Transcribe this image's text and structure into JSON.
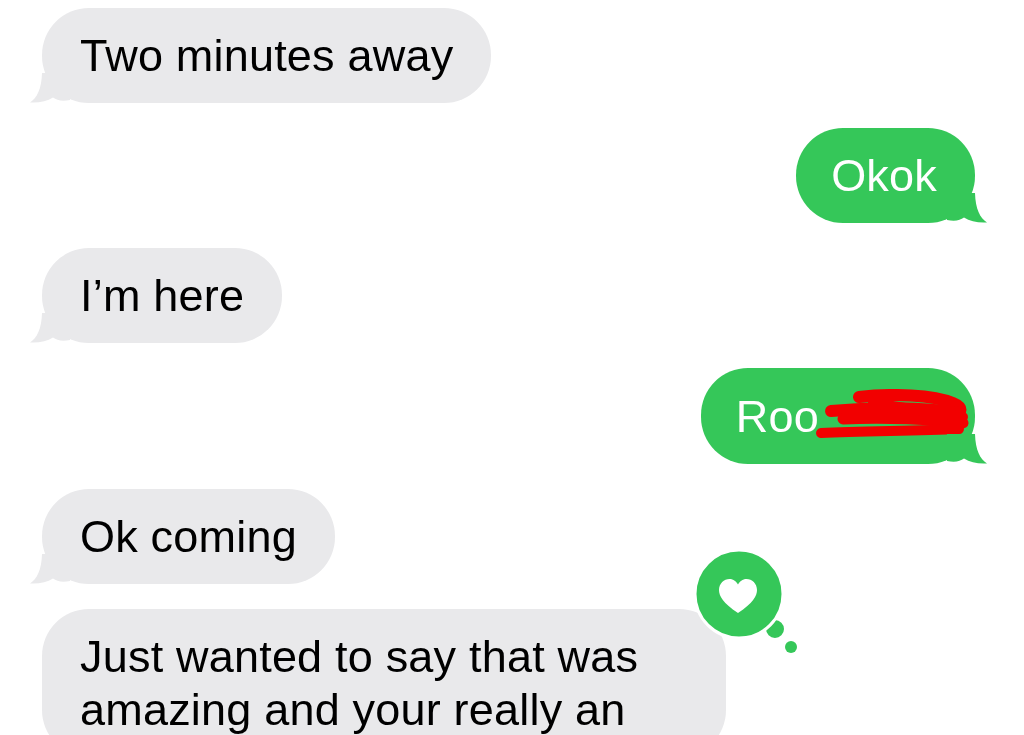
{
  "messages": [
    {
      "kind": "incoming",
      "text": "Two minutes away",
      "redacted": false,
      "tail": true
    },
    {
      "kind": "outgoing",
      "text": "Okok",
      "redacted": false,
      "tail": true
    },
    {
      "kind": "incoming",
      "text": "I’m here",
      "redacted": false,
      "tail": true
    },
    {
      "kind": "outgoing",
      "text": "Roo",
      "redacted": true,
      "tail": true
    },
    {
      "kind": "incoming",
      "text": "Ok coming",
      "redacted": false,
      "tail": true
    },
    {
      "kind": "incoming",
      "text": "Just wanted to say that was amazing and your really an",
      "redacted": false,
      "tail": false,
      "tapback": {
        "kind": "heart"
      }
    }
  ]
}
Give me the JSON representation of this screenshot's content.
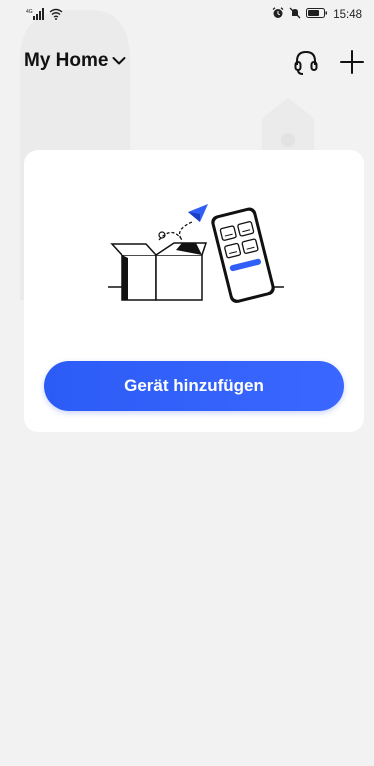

※

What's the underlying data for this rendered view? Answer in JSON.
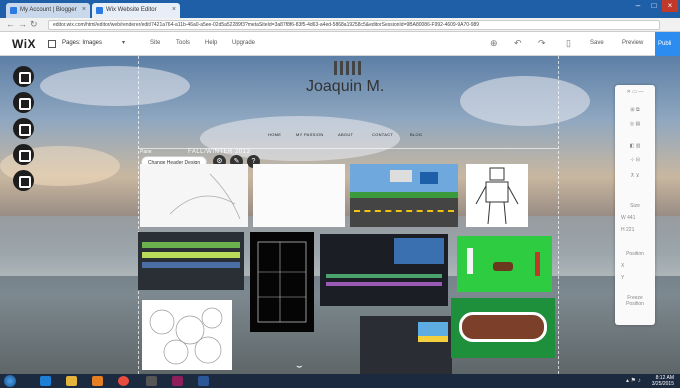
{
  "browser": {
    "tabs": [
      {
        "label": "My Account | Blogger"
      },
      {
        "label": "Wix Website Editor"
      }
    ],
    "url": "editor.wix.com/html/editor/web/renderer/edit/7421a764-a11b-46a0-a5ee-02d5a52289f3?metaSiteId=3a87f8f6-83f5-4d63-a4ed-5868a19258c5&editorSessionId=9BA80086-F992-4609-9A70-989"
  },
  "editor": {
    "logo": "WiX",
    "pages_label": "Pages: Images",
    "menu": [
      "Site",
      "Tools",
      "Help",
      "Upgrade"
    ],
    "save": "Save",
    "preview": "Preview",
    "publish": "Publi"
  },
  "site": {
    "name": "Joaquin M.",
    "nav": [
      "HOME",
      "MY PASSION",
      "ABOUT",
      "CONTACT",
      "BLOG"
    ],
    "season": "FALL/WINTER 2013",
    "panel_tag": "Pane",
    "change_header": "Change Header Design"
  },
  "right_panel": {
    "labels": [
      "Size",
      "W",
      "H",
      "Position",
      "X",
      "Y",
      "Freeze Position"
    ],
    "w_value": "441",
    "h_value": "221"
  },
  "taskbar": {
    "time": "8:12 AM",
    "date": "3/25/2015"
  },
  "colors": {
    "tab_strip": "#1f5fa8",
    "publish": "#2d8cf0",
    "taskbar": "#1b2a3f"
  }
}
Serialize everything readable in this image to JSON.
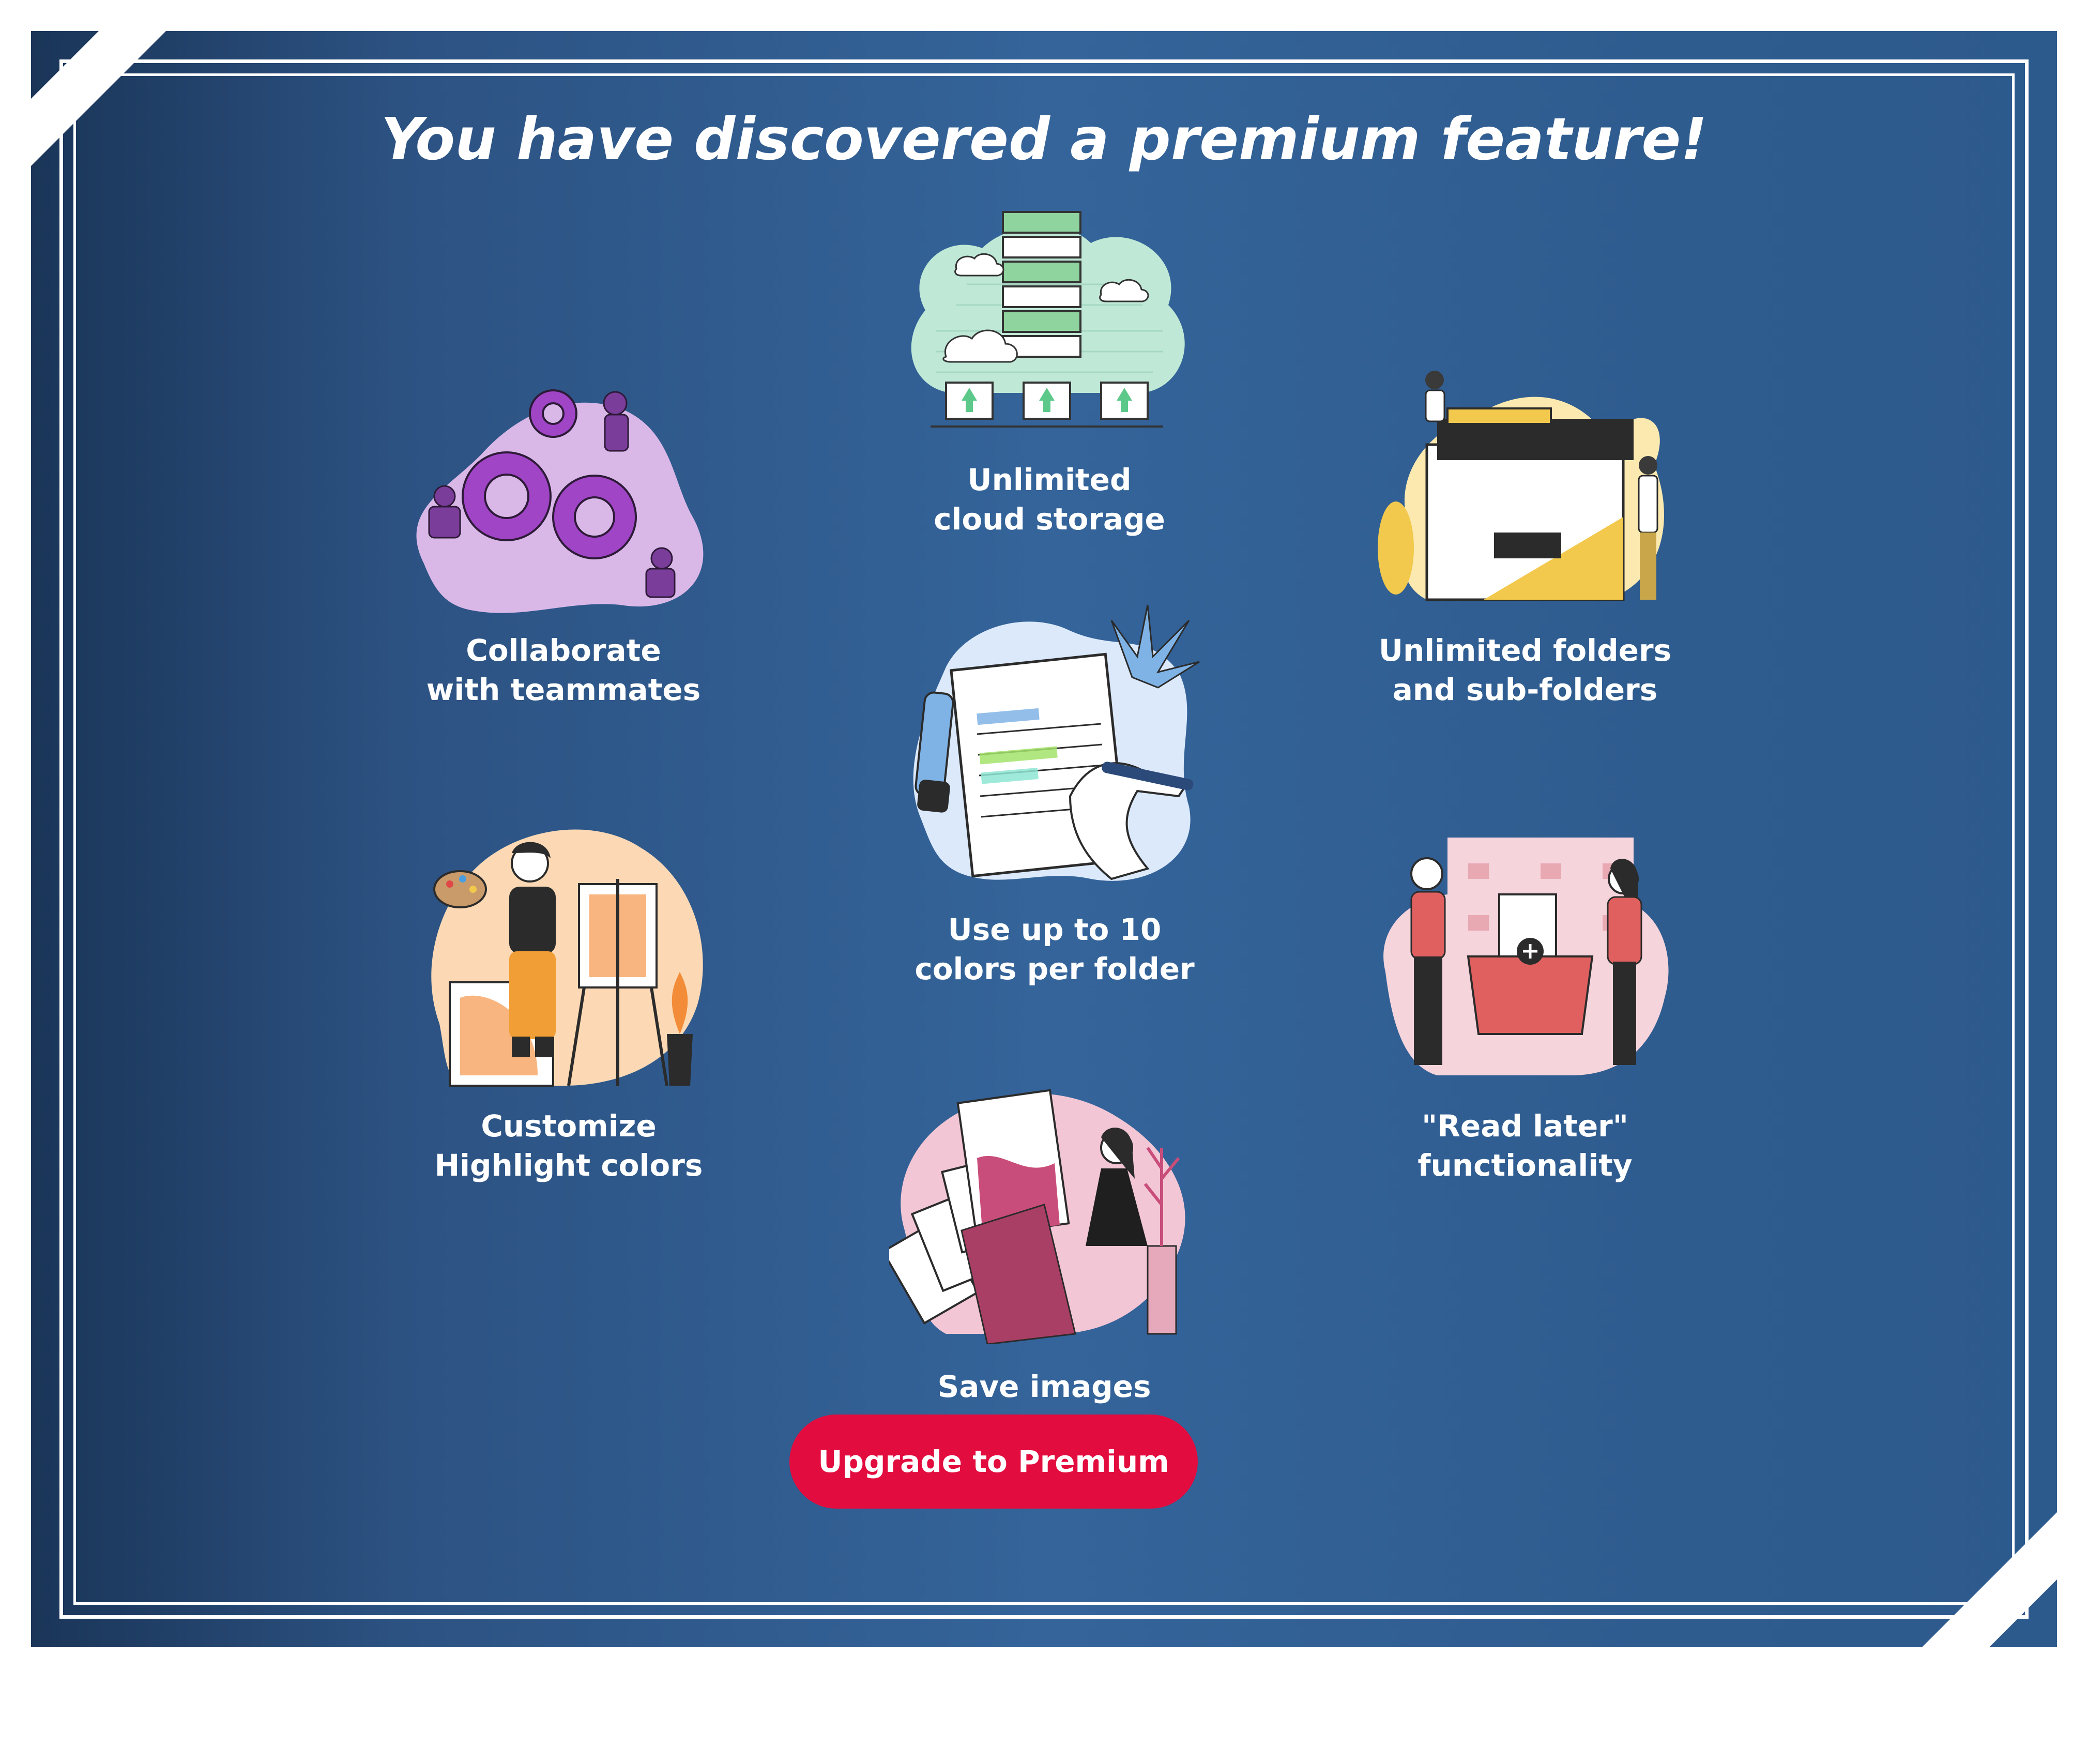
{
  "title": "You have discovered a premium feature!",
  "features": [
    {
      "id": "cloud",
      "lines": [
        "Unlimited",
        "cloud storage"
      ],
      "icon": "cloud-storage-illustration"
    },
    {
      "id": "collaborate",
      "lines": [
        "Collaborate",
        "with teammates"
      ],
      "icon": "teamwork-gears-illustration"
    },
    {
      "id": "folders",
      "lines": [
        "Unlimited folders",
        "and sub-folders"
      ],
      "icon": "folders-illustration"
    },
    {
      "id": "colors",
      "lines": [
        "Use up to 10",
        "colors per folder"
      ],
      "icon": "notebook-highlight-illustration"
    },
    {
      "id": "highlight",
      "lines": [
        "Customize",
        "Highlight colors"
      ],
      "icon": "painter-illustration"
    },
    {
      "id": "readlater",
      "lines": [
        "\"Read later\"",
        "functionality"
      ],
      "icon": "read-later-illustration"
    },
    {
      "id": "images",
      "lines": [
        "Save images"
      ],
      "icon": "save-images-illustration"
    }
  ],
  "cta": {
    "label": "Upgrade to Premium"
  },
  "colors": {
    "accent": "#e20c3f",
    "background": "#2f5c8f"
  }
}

※

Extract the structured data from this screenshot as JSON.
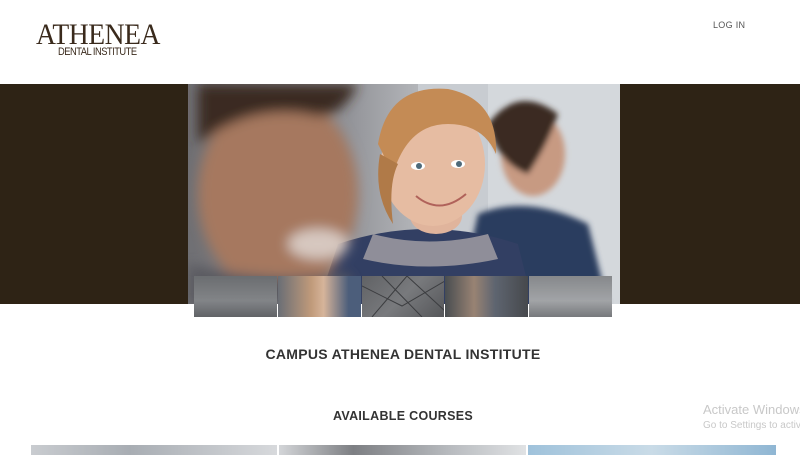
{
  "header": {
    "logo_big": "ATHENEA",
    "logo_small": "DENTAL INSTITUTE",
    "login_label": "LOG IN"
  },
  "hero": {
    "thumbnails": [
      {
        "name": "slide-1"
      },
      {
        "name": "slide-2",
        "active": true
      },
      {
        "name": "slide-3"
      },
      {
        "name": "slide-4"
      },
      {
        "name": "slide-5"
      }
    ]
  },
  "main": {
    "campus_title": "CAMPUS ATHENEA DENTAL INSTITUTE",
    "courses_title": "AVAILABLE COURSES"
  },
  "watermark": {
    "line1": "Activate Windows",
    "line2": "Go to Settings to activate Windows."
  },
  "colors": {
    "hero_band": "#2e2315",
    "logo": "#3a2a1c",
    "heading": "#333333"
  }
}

※

SET EXERCISE: Beginning with the line above that contains "Transcribe this image's" and ending with the line that contains "Give me the", quote each line exactly, keeping out the pictures.

TASK RESPONSE:
Transcribe this image's text and structure into JSON.
{
  "messages": [
    {
      "kind": "incoming",
      "text": "Two minutes away",
      "redacted": false,
      "tail": true
    },
    {
      "kind": "outgoing",
      "text": "Okok",
      "redacted": false,
      "tail": true
    },
    {
      "kind": "incoming",
      "text": "I’m here",
      "redacted": false,
      "tail": true
    },
    {
      "kind": "outgoing",
      "text": "Roo",
      "redacted": true,
      "tail": true
    },
    {
      "kind": "incoming",
      "text": "Ok coming",
      "redacted": false,
      "tail": true
    },
    {
      "kind": "incoming",
      "text": "Just wanted to say that was amazing and your really an",
      "redacted": false,
      "tail": false,
      "tapback": {
        "kind": "heart"
      }
    }
  ]
}
Give me the JSON representation of this screenshot's content.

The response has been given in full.